Bounding box annotations
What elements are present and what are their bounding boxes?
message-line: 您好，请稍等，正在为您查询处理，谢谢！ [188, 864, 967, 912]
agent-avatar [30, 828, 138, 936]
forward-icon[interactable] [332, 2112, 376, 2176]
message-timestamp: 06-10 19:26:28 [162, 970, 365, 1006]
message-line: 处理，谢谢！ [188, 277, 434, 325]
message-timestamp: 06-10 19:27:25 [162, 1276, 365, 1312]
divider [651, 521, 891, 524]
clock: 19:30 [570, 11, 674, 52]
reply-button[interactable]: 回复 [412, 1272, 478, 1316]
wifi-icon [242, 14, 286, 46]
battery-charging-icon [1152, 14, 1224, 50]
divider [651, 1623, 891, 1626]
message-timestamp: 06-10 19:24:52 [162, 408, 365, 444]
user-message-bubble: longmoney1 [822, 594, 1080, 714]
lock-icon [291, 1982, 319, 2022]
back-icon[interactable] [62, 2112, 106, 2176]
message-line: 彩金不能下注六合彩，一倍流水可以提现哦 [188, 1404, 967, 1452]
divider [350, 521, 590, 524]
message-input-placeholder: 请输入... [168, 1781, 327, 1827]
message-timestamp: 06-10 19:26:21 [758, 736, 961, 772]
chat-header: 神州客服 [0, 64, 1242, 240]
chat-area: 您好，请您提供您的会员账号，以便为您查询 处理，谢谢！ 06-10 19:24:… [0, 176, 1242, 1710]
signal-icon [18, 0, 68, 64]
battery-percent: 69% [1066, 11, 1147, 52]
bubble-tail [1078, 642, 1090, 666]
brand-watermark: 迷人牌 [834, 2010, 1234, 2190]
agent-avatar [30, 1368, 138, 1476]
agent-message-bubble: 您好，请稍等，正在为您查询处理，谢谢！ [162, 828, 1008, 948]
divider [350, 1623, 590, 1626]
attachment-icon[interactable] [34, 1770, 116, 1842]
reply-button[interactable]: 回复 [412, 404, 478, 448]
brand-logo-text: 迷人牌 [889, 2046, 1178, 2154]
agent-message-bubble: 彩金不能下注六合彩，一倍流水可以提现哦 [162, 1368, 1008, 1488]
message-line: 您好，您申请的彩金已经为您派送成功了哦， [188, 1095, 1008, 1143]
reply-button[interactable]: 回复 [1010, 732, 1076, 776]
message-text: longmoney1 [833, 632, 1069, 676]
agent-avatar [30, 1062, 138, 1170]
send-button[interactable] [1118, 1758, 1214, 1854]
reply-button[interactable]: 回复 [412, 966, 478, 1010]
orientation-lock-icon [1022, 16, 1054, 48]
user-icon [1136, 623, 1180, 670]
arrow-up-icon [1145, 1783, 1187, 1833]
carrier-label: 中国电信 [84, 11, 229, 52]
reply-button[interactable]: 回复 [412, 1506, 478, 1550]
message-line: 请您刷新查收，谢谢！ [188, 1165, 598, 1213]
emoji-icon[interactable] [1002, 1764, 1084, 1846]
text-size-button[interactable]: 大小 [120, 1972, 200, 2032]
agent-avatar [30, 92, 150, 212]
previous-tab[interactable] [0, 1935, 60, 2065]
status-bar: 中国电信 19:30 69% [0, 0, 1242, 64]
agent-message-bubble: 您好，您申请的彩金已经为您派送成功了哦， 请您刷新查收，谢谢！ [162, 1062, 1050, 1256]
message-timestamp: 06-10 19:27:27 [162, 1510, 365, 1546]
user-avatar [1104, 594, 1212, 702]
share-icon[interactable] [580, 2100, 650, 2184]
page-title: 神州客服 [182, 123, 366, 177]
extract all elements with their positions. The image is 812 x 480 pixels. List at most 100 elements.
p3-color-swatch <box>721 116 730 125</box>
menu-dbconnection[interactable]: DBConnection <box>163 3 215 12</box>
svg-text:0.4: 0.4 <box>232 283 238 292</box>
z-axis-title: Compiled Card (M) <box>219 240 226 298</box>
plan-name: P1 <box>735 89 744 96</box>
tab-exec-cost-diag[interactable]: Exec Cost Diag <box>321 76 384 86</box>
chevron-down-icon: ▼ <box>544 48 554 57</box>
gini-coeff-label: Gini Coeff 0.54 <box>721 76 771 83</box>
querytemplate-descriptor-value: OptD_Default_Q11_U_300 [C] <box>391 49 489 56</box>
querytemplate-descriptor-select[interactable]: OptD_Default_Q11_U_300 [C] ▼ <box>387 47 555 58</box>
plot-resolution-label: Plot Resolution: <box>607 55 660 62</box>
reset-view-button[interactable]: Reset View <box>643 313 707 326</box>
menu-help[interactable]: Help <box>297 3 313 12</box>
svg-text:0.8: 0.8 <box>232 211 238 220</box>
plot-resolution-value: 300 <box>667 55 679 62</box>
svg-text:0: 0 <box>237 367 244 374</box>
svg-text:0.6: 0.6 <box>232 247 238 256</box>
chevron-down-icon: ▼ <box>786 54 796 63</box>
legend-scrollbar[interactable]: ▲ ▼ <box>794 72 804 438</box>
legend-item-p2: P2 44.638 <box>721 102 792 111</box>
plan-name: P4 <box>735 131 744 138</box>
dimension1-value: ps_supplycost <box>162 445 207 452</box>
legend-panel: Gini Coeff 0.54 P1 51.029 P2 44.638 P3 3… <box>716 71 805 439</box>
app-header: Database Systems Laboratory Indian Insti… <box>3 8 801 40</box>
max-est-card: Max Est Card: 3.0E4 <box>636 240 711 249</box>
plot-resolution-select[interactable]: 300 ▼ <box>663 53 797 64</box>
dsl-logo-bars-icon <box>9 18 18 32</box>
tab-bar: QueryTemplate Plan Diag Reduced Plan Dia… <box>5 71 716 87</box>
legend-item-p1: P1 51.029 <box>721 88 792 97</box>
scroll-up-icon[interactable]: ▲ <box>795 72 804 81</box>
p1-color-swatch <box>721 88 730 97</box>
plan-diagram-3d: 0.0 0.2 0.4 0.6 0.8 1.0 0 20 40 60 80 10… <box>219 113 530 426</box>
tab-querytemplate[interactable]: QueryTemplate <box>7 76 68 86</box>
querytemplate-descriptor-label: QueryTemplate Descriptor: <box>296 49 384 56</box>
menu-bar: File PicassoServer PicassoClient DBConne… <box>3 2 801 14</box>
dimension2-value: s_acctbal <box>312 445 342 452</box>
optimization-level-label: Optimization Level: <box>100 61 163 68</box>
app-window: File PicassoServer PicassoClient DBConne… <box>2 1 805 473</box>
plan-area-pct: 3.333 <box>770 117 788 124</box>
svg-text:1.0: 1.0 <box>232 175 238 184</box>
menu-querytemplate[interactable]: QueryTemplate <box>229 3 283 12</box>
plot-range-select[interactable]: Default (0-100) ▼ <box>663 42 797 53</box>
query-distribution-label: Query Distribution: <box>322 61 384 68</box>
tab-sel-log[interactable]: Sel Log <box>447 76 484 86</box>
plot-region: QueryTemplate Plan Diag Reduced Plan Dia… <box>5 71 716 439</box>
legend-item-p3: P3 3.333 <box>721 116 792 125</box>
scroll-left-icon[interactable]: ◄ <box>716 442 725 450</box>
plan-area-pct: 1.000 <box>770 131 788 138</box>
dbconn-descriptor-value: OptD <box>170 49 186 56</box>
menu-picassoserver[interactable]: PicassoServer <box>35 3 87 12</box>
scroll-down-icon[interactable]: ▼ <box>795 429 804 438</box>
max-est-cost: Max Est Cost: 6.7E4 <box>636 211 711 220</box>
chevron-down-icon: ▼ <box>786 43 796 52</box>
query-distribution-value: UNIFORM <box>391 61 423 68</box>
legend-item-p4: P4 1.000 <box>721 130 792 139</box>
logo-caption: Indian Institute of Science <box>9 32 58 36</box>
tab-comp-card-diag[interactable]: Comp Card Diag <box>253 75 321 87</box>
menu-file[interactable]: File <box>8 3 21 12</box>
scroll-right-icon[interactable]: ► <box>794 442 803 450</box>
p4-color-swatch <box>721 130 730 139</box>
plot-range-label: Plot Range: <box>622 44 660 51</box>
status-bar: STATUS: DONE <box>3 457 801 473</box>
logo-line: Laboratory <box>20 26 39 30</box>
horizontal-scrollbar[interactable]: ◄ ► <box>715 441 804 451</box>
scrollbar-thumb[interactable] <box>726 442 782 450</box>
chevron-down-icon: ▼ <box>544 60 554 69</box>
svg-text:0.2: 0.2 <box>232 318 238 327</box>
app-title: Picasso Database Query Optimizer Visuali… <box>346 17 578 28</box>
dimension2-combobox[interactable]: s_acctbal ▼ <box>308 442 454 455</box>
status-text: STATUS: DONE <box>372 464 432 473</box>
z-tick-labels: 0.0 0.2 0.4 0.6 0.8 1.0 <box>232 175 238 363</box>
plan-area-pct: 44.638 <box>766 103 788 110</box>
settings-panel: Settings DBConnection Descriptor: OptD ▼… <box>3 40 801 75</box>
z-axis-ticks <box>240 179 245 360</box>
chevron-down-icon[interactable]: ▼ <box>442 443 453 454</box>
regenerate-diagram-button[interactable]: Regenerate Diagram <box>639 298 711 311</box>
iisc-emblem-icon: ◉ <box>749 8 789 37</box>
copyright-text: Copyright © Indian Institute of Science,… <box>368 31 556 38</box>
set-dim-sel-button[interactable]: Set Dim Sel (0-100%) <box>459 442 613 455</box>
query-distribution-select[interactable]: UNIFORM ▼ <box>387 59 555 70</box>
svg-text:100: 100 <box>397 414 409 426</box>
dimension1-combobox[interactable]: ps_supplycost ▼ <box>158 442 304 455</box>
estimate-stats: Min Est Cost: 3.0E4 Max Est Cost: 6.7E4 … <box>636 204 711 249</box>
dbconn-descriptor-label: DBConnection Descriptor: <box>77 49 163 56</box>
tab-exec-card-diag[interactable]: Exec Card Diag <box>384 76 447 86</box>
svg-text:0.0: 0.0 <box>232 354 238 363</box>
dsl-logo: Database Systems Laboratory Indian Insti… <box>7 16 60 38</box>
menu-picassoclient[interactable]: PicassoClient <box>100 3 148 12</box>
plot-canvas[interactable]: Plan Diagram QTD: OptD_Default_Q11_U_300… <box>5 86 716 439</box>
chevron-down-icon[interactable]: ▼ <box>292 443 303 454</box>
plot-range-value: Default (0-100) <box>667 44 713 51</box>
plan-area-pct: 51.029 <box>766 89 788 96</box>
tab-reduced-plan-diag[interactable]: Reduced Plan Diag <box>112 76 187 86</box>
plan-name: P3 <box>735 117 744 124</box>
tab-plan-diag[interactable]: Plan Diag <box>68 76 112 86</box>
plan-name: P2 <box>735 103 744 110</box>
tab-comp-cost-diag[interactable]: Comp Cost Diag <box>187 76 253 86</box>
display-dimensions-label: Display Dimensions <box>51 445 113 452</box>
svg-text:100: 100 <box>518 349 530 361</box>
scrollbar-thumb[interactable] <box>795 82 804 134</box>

## EXERCISE INSTRUCTIONS:
Copy the material word for word, starting with its first line and stopping after the line that contains "wifi-icon [242, 14, 286, 46]".

## RESULT OF THIS TASK:
What elements are present and what are their bounding boxes?
message-line: 您好，请稍等，正在为您查询处理，谢谢！ [188, 864, 967, 912]
agent-avatar [30, 828, 138, 936]
forward-icon[interactable] [332, 2112, 376, 2176]
message-timestamp: 06-10 19:26:28 [162, 970, 365, 1006]
message-line: 处理，谢谢！ [188, 277, 434, 325]
message-timestamp: 06-10 19:27:25 [162, 1276, 365, 1312]
divider [651, 521, 891, 524]
clock: 19:30 [570, 11, 674, 52]
reply-button[interactable]: 回复 [412, 1272, 478, 1316]
wifi-icon [242, 14, 286, 46]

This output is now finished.